Short problem — Each entry must be given again exactly; images do not belong in the copy.

Data excerpts —
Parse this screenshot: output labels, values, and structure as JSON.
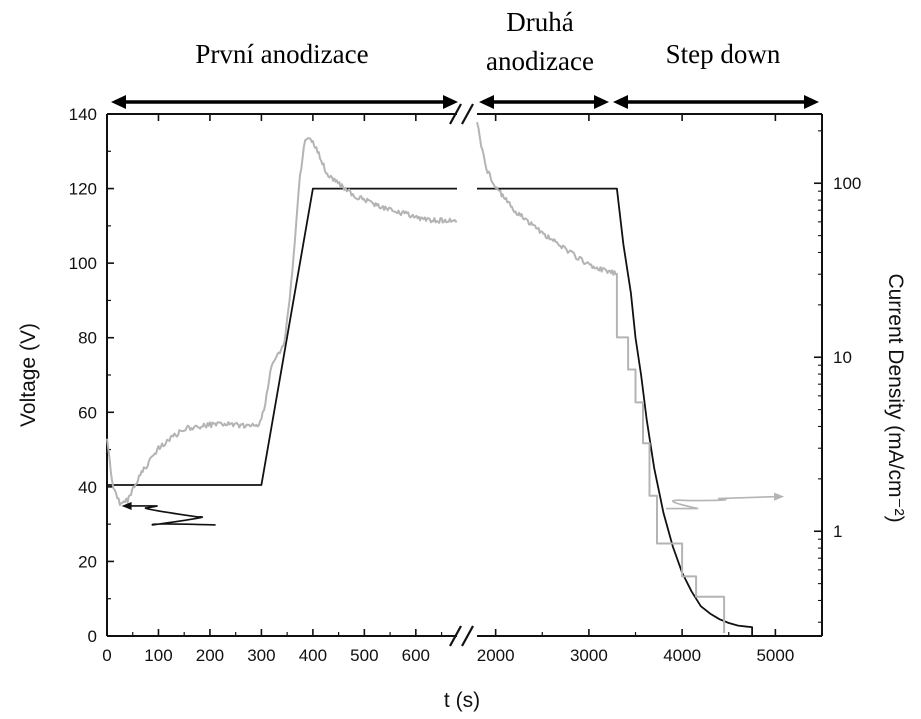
{
  "chart_data": {
    "type": "line",
    "section_labels": [
      {
        "text": "První anodizace",
        "span_from": 0,
        "span_to": 680
      },
      {
        "text": "Druhá",
        "text2": "anodizace",
        "span_from": 1800,
        "span_to": 3300
      },
      {
        "text": "Step down",
        "span_from": 3300,
        "span_to": 5500
      }
    ],
    "xlabel": "t (s)",
    "ylabel_left": "Voltage (V)",
    "ylabel_right": "Current Density (mA/cm⁻²)",
    "x_axis_broken": true,
    "x_segments": [
      {
        "xlim": [
          0,
          680
        ],
        "ticks": [
          0,
          100,
          200,
          300,
          400,
          500,
          600
        ]
      },
      {
        "xlim": [
          1800,
          5500
        ],
        "ticks": [
          2000,
          3000,
          4000,
          5000
        ]
      }
    ],
    "ylim_left": [
      0,
      140
    ],
    "yticks_left": [
      0,
      20,
      40,
      60,
      80,
      100,
      120,
      140
    ],
    "ylim_right_log": [
      0.25,
      250
    ],
    "yticks_right": [
      1,
      10,
      100
    ],
    "yticks_right_labels": [
      "1",
      "10",
      "100"
    ],
    "grid": false,
    "colors": {
      "voltage": "#111111",
      "current": "#b4b4b4",
      "axis": "#111111"
    },
    "series": [
      {
        "quantity": "voltage",
        "axis": "left",
        "color": "#111111",
        "points": [
          [
            0,
            40.5
          ],
          [
            300,
            40.5
          ],
          [
            400,
            120
          ],
          [
            680,
            120
          ],
          [
            1800,
            120
          ],
          [
            3300,
            120
          ],
          [
            3370,
            105
          ],
          [
            3450,
            92
          ],
          [
            3500,
            80
          ],
          [
            3560,
            70
          ],
          [
            3620,
            58
          ],
          [
            3700,
            45
          ],
          [
            3800,
            33
          ],
          [
            3900,
            24
          ],
          [
            4000,
            17
          ],
          [
            4100,
            12
          ],
          [
            4200,
            8
          ],
          [
            4300,
            6
          ],
          [
            4400,
            4.5
          ],
          [
            4500,
            3.5
          ],
          [
            4600,
            2.8
          ],
          [
            4700,
            2.5
          ],
          [
            4750,
            2.4
          ],
          [
            4750,
            0
          ]
        ]
      },
      {
        "quantity": "current density",
        "axis": "right",
        "color": "#b4b4b4",
        "points": [
          [
            0,
            3.5
          ],
          [
            10,
            1.9
          ],
          [
            25,
            1.45
          ],
          [
            40,
            1.5
          ],
          [
            60,
            2.0
          ],
          [
            100,
            3.0
          ],
          [
            150,
            3.9
          ],
          [
            200,
            4.1
          ],
          [
            250,
            4.1
          ],
          [
            295,
            4.0
          ],
          [
            305,
            5.0
          ],
          [
            320,
            9.0
          ],
          [
            345,
            12.0
          ],
          [
            360,
            30
          ],
          [
            375,
            110
          ],
          [
            385,
            180
          ],
          [
            400,
            175
          ],
          [
            430,
            110
          ],
          [
            480,
            85
          ],
          [
            550,
            70
          ],
          [
            620,
            62
          ],
          [
            680,
            60
          ],
          [
            1800,
            230
          ],
          [
            1830,
            180
          ],
          [
            1900,
            120
          ],
          [
            2000,
            95
          ],
          [
            2200,
            70
          ],
          [
            2500,
            52
          ],
          [
            2800,
            40
          ],
          [
            3000,
            34
          ],
          [
            3200,
            31
          ],
          [
            3300,
            30
          ],
          [
            3300,
            13
          ],
          [
            3420,
            13
          ],
          [
            3420,
            8.5
          ],
          [
            3500,
            8.5
          ],
          [
            3500,
            5.5
          ],
          [
            3580,
            5.5
          ],
          [
            3580,
            3.2
          ],
          [
            3650,
            3.2
          ],
          [
            3650,
            1.6
          ],
          [
            3730,
            1.6
          ],
          [
            3730,
            0.85
          ],
          [
            4000,
            0.85
          ],
          [
            4000,
            0.55
          ],
          [
            4150,
            0.55
          ],
          [
            4150,
            0.42
          ],
          [
            4450,
            0.42
          ],
          [
            4450,
            0.26
          ]
        ]
      }
    ],
    "annotations": [
      {
        "kind": "axis-pointer",
        "series": "voltage",
        "points_to": "left",
        "anchor": [
          40,
          33
        ]
      },
      {
        "kind": "axis-pointer",
        "series": "current density",
        "points_to": "right",
        "anchor": [
          4600,
          1.35
        ]
      }
    ]
  }
}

Written solution —
Parse this screenshot: output labels, values, and structure as JSON.
{
  "chart_data": {
    "type": "line",
    "section_labels": [
      {
        "text": "První anodizace",
        "span_from": 0,
        "span_to": 680
      },
      {
        "text": "Druhá",
        "text2": "anodizace",
        "span_from": 1800,
        "span_to": 3300
      },
      {
        "text": "Step down",
        "span_from": 3300,
        "span_to": 5500
      }
    ],
    "xlabel": "t (s)",
    "ylabel_left": "Voltage (V)",
    "ylabel_right": "Current Density (mA/cm⁻²)",
    "x_axis_broken": true,
    "x_segments": [
      {
        "xlim": [
          0,
          680
        ],
        "ticks": [
          0,
          100,
          200,
          300,
          400,
          500,
          600
        ]
      },
      {
        "xlim": [
          1800,
          5500
        ],
        "ticks": [
          2000,
          3000,
          4000,
          5000
        ]
      }
    ],
    "ylim_left": [
      0,
      140
    ],
    "yticks_left": [
      0,
      20,
      40,
      60,
      80,
      100,
      120,
      140
    ],
    "ylim_right_log": [
      0.25,
      250
    ],
    "yticks_right": [
      1,
      10,
      100
    ],
    "yticks_right_labels": [
      "1",
      "10",
      "100"
    ],
    "grid": false,
    "colors": {
      "voltage": "#111111",
      "current": "#b4b4b4",
      "axis": "#111111"
    },
    "series": [
      {
        "quantity": "voltage",
        "axis": "left",
        "color": "#111111",
        "points": [
          [
            0,
            40.5
          ],
          [
            300,
            40.5
          ],
          [
            400,
            120
          ],
          [
            680,
            120
          ],
          [
            1800,
            120
          ],
          [
            3300,
            120
          ],
          [
            3370,
            105
          ],
          [
            3450,
            92
          ],
          [
            3500,
            80
          ],
          [
            3560,
            70
          ],
          [
            3620,
            58
          ],
          [
            3700,
            45
          ],
          [
            3800,
            33
          ],
          [
            3900,
            24
          ],
          [
            4000,
            17
          ],
          [
            4100,
            12
          ],
          [
            4200,
            8
          ],
          [
            4300,
            6
          ],
          [
            4400,
            4.5
          ],
          [
            4500,
            3.5
          ],
          [
            4600,
            2.8
          ],
          [
            4700,
            2.5
          ],
          [
            4750,
            2.4
          ],
          [
            4750,
            0
          ]
        ]
      },
      {
        "quantity": "current density",
        "axis": "right",
        "color": "#b4b4b4",
        "points": [
          [
            0,
            3.5
          ],
          [
            10,
            1.9
          ],
          [
            25,
            1.45
          ],
          [
            40,
            1.5
          ],
          [
            60,
            2.0
          ],
          [
            100,
            3.0
          ],
          [
            150,
            3.9
          ],
          [
            200,
            4.1
          ],
          [
            250,
            4.1
          ],
          [
            295,
            4.0
          ],
          [
            305,
            5.0
          ],
          [
            320,
            9.0
          ],
          [
            345,
            12.0
          ],
          [
            360,
            30
          ],
          [
            375,
            110
          ],
          [
            385,
            180
          ],
          [
            400,
            175
          ],
          [
            430,
            110
          ],
          [
            480,
            85
          ],
          [
            550,
            70
          ],
          [
            620,
            62
          ],
          [
            680,
            60
          ],
          [
            1800,
            230
          ],
          [
            1830,
            180
          ],
          [
            1900,
            120
          ],
          [
            2000,
            95
          ],
          [
            2200,
            70
          ],
          [
            2500,
            52
          ],
          [
            2800,
            40
          ],
          [
            3000,
            34
          ],
          [
            3200,
            31
          ],
          [
            3300,
            30
          ],
          [
            3300,
            13
          ],
          [
            3420,
            13
          ],
          [
            3420,
            8.5
          ],
          [
            3500,
            8.5
          ],
          [
            3500,
            5.5
          ],
          [
            3580,
            5.5
          ],
          [
            3580,
            3.2
          ],
          [
            3650,
            3.2
          ],
          [
            3650,
            1.6
          ],
          [
            3730,
            1.6
          ],
          [
            3730,
            0.85
          ],
          [
            4000,
            0.85
          ],
          [
            4000,
            0.55
          ],
          [
            4150,
            0.55
          ],
          [
            4150,
            0.42
          ],
          [
            4450,
            0.42
          ],
          [
            4450,
            0.26
          ]
        ]
      }
    ],
    "annotations": [
      {
        "kind": "axis-pointer",
        "series": "voltage",
        "points_to": "left",
        "anchor": [
          40,
          33
        ]
      },
      {
        "kind": "axis-pointer",
        "series": "current density",
        "points_to": "right",
        "anchor": [
          4600,
          1.35
        ]
      }
    ]
  }
}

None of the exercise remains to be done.